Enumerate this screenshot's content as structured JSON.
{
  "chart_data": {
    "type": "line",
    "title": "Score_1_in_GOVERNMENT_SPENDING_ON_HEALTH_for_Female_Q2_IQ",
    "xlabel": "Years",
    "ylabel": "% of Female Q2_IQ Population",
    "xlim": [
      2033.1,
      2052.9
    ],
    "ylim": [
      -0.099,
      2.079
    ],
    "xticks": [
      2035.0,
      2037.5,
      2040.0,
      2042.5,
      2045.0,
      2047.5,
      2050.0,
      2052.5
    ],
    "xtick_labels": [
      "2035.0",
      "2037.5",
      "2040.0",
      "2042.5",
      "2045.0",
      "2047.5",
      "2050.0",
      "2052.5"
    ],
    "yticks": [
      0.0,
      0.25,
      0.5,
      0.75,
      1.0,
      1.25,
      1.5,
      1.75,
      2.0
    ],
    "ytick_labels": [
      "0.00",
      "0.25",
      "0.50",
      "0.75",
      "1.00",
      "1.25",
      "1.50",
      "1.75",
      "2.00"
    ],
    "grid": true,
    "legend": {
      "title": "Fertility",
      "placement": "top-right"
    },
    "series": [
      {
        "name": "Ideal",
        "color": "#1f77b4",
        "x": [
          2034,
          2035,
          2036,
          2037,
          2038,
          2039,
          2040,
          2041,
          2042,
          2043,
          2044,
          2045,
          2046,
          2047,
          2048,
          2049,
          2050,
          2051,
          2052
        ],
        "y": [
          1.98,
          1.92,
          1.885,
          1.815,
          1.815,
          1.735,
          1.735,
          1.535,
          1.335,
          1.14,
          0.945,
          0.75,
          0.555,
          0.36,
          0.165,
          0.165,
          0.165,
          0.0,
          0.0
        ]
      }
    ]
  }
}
------------------------------
**WORK TO COMPLETE**
Across the material above, count every line holding "title" and write down only the number.

**TASK RESPONSE**
2